### Short problem
Copy out each line featuring the string "كلية" from the entries beneath.
======== Provided material
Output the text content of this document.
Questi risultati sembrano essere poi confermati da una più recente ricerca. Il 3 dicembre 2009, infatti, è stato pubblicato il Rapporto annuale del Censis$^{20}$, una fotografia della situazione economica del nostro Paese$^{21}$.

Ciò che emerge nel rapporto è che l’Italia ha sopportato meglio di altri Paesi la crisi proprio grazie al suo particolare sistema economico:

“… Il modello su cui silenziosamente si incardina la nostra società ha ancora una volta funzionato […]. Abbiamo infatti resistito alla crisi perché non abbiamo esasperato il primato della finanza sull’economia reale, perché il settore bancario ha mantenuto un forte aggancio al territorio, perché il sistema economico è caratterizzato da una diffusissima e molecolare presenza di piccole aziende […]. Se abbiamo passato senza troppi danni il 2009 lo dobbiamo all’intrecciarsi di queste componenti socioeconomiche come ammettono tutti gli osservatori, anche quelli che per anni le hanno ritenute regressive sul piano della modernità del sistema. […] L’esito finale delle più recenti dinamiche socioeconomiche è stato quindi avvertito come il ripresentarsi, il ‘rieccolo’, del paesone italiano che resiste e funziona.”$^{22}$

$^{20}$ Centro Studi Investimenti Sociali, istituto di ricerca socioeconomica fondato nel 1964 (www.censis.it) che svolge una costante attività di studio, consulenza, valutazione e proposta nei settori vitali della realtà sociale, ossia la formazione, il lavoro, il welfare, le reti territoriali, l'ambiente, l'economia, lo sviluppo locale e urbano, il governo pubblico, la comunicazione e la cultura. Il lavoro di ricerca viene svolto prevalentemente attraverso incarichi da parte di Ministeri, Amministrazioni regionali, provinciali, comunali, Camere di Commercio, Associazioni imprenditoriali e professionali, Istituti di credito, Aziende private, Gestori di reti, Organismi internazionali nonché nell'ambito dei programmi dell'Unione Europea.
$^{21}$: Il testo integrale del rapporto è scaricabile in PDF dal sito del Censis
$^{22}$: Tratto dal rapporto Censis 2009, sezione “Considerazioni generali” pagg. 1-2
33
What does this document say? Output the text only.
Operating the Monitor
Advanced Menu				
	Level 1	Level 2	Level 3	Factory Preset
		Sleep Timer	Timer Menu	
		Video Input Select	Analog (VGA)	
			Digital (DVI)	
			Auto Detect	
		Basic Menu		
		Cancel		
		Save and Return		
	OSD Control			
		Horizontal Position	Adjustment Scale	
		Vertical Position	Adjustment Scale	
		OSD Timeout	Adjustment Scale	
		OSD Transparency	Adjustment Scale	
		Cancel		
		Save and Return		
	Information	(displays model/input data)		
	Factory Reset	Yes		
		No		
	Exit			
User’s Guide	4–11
================
======== Provided material
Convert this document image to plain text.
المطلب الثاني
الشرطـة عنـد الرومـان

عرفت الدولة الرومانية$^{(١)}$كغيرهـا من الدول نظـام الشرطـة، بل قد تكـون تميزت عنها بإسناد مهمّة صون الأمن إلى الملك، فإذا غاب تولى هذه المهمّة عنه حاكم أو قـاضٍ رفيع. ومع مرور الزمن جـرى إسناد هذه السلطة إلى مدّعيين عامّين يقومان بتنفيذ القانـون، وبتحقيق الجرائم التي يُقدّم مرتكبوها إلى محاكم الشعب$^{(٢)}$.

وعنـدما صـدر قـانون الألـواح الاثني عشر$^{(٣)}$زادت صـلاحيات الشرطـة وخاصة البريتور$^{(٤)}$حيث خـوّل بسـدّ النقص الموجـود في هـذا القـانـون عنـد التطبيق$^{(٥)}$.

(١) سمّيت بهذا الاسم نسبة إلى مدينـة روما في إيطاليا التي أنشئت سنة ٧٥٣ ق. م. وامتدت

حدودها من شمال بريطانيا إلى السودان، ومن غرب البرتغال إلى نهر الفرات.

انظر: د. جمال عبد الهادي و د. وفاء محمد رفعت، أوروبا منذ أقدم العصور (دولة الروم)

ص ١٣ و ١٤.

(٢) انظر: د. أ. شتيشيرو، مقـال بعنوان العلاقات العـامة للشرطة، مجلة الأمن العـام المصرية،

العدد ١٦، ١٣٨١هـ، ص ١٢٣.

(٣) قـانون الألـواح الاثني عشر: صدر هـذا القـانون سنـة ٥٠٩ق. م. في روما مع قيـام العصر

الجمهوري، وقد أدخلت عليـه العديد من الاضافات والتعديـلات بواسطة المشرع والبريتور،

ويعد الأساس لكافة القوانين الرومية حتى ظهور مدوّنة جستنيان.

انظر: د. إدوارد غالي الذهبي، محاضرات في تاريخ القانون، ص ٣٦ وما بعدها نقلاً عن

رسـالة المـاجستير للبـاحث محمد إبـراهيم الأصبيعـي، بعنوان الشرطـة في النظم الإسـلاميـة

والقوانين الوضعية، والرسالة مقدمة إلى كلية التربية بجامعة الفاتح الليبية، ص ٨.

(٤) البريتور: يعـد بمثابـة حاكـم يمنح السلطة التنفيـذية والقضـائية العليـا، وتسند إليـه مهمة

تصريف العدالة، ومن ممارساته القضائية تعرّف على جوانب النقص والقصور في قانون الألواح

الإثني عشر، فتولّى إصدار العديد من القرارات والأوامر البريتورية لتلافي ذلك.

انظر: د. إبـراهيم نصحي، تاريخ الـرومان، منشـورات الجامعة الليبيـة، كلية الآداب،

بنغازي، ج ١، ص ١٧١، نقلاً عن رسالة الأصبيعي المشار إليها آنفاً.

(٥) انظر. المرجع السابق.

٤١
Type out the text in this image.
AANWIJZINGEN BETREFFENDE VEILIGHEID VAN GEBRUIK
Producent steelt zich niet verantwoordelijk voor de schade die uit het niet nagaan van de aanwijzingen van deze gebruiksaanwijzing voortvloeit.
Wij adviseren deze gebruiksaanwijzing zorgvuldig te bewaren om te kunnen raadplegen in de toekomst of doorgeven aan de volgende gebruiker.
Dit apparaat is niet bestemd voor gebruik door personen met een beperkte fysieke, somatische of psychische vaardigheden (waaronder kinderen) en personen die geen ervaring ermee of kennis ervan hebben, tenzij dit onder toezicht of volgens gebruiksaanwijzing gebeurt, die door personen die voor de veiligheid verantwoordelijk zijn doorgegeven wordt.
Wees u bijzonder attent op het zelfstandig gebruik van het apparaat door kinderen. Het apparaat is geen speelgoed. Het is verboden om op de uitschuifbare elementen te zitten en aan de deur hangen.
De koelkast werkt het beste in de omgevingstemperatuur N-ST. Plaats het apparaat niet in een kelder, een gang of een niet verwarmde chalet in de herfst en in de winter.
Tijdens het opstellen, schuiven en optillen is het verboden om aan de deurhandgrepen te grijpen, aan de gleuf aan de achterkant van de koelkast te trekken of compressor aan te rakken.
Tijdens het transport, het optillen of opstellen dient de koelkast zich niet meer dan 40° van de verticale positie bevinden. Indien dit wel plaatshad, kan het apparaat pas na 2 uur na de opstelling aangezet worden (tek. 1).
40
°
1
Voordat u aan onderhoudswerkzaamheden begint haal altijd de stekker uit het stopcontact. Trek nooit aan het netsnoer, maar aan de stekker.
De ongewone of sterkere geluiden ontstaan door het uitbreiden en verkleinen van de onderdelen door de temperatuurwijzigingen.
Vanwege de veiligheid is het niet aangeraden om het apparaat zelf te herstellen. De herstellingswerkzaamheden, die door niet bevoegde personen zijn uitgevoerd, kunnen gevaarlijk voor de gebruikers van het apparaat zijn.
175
================
======== Provided material
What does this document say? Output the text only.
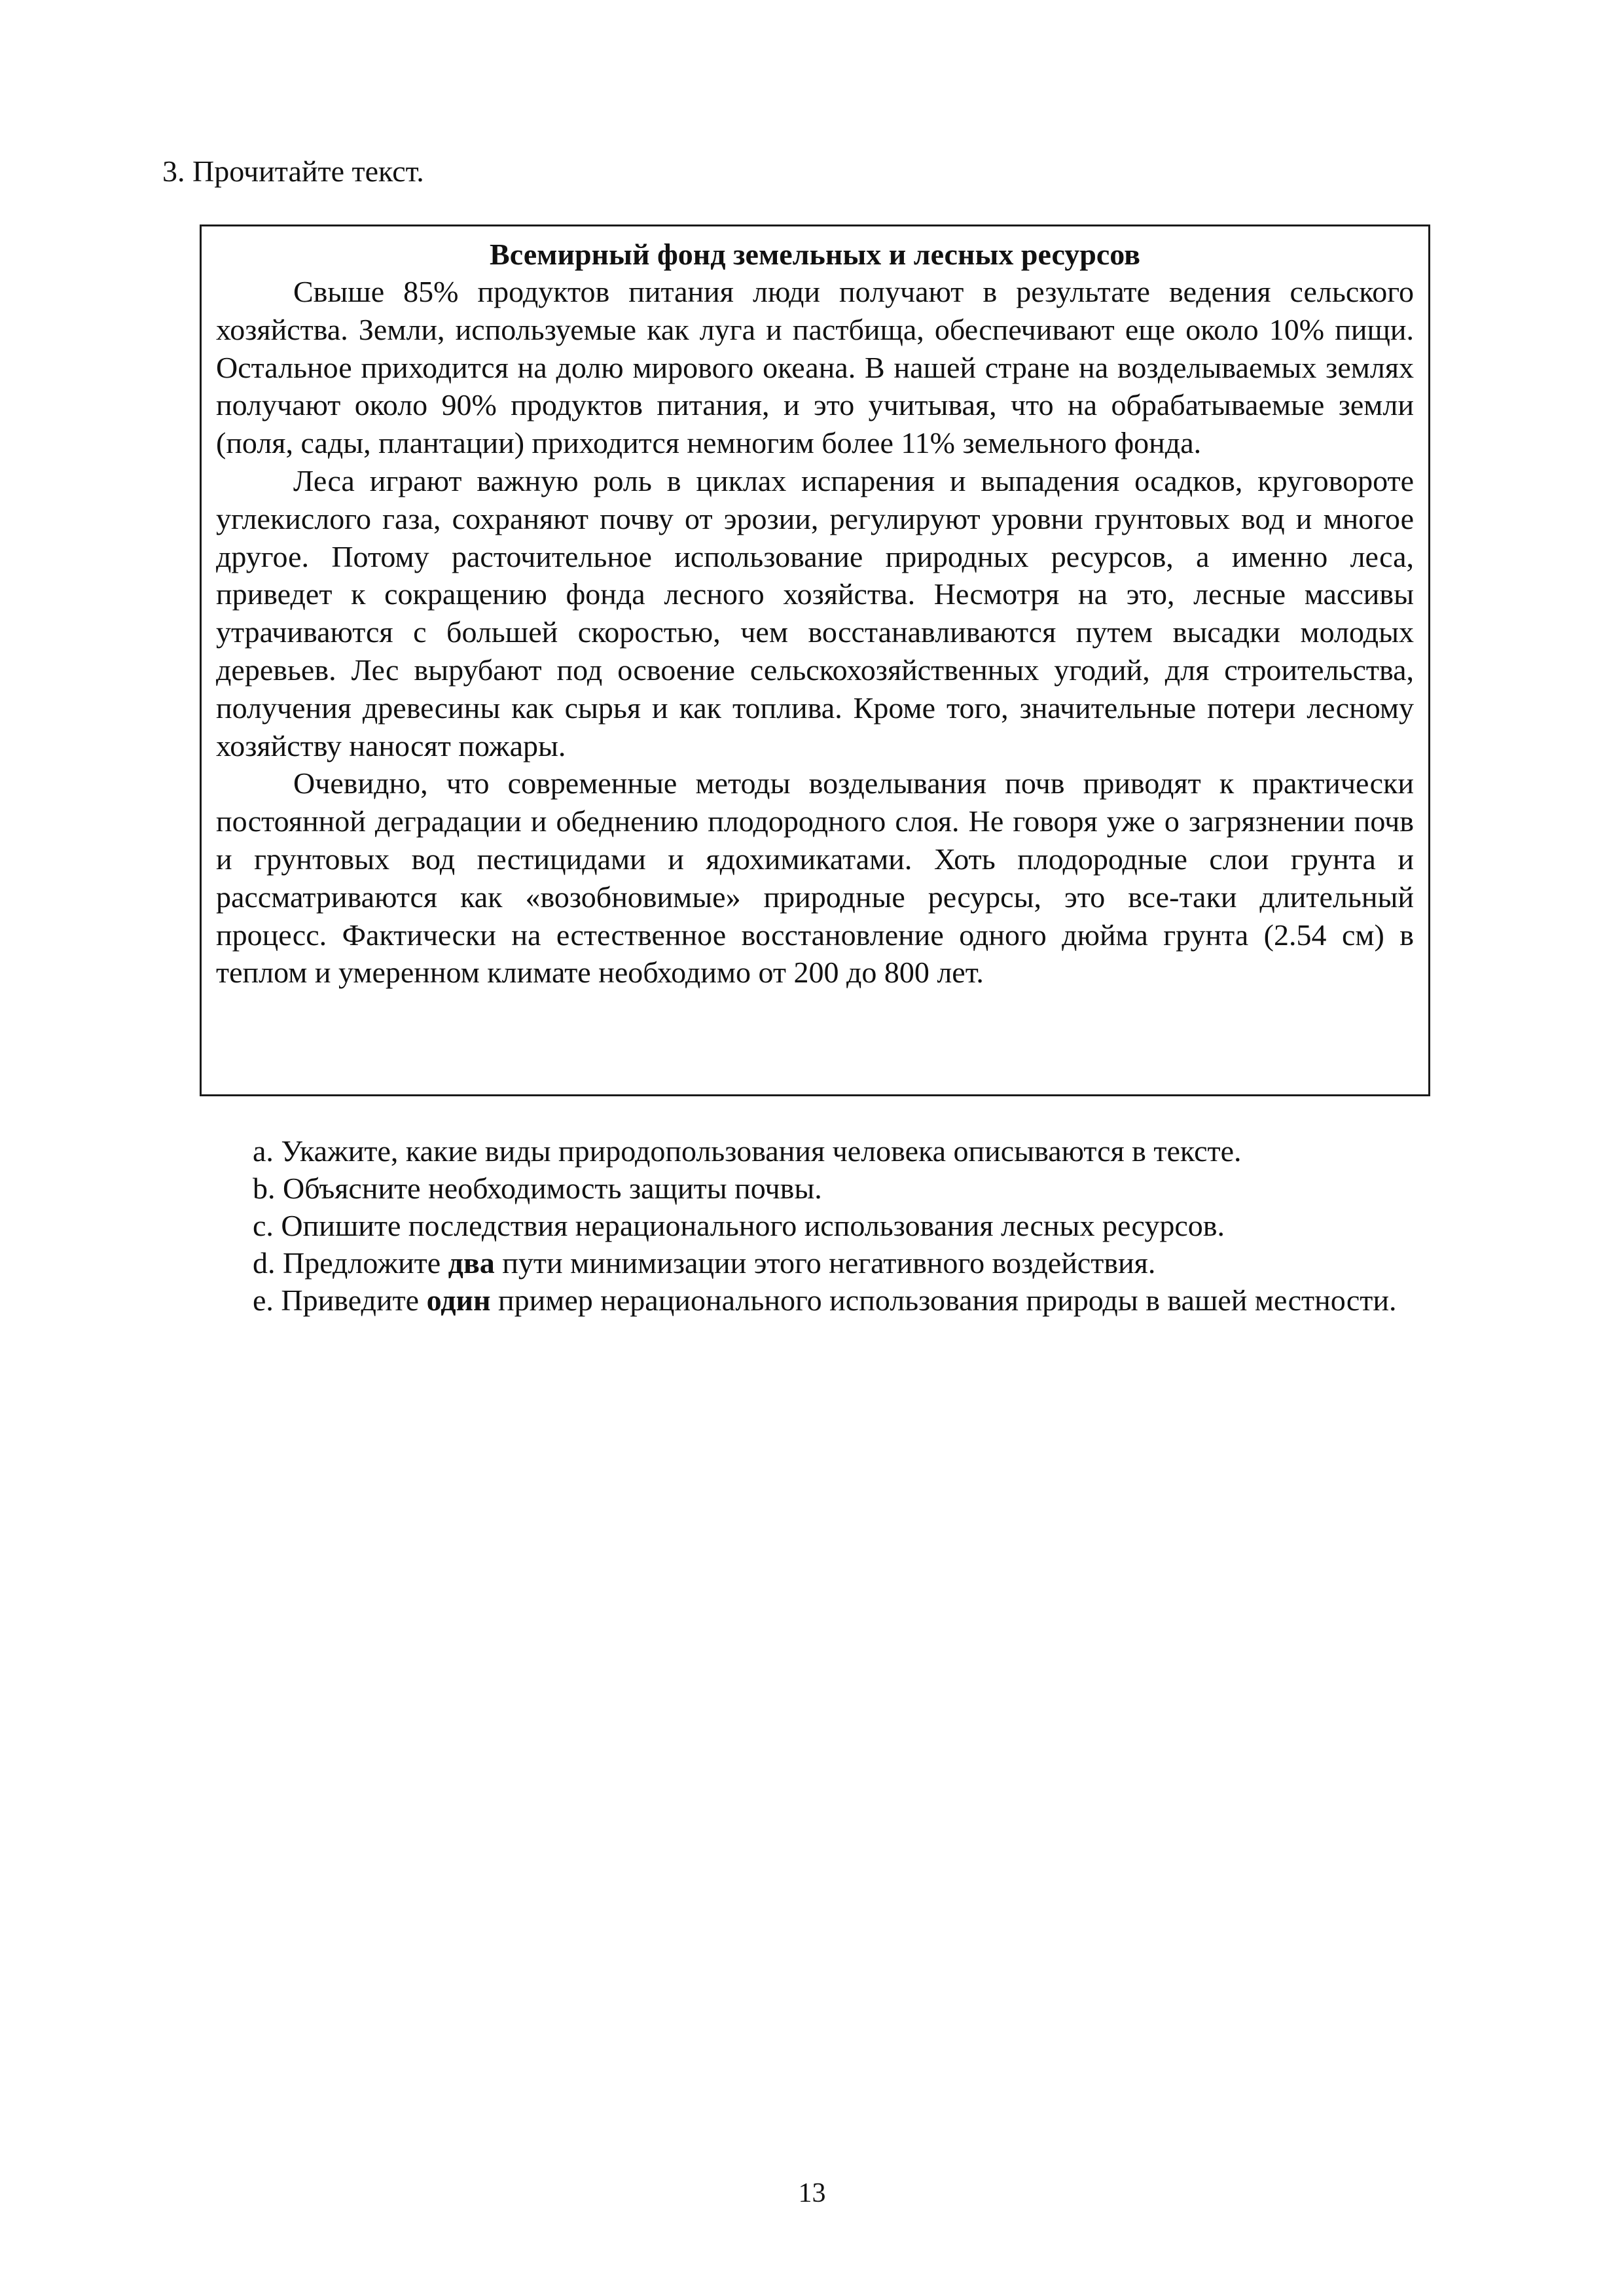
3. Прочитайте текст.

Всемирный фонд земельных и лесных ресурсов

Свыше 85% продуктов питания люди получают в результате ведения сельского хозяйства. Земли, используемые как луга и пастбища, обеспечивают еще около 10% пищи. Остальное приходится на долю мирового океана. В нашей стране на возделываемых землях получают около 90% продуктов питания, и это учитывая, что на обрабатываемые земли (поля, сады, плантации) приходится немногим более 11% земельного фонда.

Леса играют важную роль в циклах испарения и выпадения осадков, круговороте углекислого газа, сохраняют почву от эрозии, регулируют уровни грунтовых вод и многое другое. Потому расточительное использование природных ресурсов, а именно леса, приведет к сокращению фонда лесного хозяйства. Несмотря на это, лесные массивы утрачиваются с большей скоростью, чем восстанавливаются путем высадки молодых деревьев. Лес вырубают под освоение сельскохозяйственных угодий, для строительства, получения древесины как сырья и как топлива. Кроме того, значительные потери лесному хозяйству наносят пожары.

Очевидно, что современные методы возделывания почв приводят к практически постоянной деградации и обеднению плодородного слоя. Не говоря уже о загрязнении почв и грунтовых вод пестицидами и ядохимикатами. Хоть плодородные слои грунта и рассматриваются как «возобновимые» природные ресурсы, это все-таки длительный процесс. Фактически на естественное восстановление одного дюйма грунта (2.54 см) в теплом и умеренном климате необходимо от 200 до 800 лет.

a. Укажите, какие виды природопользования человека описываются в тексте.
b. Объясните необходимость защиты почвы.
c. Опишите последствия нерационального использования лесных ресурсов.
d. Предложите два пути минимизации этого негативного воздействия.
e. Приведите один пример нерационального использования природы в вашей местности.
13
================
### Correct result
والقوانين الوضعية، والرسالة مقدمة إلى كلية التربية بجامعة الفاتح الليبية، ص ٨.
انظر: د. إبـراهيم نصحي، تاريخ الـرومان، منشـورات الجامعة الليبيـة، كلية الآداب،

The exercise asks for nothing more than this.